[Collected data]

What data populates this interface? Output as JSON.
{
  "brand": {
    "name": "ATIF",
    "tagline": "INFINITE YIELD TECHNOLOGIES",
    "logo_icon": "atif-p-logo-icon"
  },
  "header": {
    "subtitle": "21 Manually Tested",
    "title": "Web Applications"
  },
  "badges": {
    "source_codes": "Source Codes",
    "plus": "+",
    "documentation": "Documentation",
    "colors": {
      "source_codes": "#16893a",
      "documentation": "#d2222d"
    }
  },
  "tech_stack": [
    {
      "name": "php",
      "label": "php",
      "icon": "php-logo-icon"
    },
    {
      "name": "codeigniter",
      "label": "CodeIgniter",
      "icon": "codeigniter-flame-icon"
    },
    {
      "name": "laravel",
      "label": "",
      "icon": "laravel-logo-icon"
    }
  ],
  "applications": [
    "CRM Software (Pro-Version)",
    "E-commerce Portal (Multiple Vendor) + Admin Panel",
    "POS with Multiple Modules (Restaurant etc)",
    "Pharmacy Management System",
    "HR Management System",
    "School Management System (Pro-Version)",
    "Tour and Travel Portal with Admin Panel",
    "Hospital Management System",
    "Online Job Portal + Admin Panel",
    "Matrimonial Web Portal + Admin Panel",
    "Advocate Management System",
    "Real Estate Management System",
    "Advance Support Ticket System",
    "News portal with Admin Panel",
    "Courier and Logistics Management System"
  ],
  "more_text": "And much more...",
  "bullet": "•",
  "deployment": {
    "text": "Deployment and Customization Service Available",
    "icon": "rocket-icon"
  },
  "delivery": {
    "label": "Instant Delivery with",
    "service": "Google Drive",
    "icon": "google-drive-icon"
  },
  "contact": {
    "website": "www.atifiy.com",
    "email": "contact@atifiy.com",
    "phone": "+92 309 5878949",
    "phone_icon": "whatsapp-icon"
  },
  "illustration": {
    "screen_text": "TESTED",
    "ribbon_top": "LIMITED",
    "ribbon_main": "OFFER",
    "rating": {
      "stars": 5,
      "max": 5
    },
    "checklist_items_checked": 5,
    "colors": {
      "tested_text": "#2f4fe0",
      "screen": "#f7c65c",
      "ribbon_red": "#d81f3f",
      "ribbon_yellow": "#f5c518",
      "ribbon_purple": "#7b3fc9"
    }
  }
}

What this task involves -
Please set down all the data word for word.

Solution for this exercise -
What data populates this interface? Output as JSON.
{
  "brand": {
    "name": "ATIF",
    "tagline": "INFINITE YIELD TECHNOLOGIES",
    "logo_icon": "atif-p-logo-icon"
  },
  "header": {
    "subtitle": "21 Manually Tested",
    "title": "Web Applications"
  },
  "badges": {
    "source_codes": "Source Codes",
    "plus": "+",
    "documentation": "Documentation",
    "colors": {
      "source_codes": "#16893a",
      "documentation": "#d2222d"
    }
  },
  "tech_stack": [
    {
      "name": "php",
      "label": "php",
      "icon": "php-logo-icon"
    },
    {
      "name": "codeigniter",
      "label": "CodeIgniter",
      "icon": "codeigniter-flame-icon"
    },
    {
      "name": "laravel",
      "label": "",
      "icon": "laravel-logo-icon"
    }
  ],
  "applications": [
    "CRM Software (Pro-Version)",
    "E-commerce Portal (Multiple Vendor) + Admin Panel",
    "POS with Multiple Modules (Restaurant etc)",
    "Pharmacy Management System",
    "HR Management System",
    "School Management System (Pro-Version)",
    "Tour and Travel Portal with Admin Panel",
    "Hospital Management System",
    "Online Job Portal + Admin Panel",
    "Matrimonial Web Portal + Admin Panel",
    "Advocate Management System",
    "Real Estate Management System",
    "Advance Support Ticket System",
    "News portal with Admin Panel",
    "Courier and Logistics Management System"
  ],
  "more_text": "And much more...",
  "bullet": "•",
  "deployment": {
    "text": "Deployment and Customization Service Available",
    "icon": "rocket-icon"
  },
  "delivery": {
    "label": "Instant Delivery with",
    "service": "Google Drive",
    "icon": "google-drive-icon"
  },
  "contact": {
    "website": "www.atifiy.com",
    "email": "contact@atifiy.com",
    "phone": "+92 309 5878949",
    "phone_icon": "whatsapp-icon"
  },
  "illustration": {
    "screen_text": "TESTED",
    "ribbon_top": "LIMITED",
    "ribbon_main": "OFFER",
    "rating": {
      "stars": 5,
      "max": 5
    },
    "checklist_items_checked": 5,
    "colors": {
      "tested_text": "#2f4fe0",
      "screen": "#f7c65c",
      "ribbon_red": "#d81f3f",
      "ribbon_yellow": "#f5c518",
      "ribbon_purple": "#7b3fc9"
    }
  }
}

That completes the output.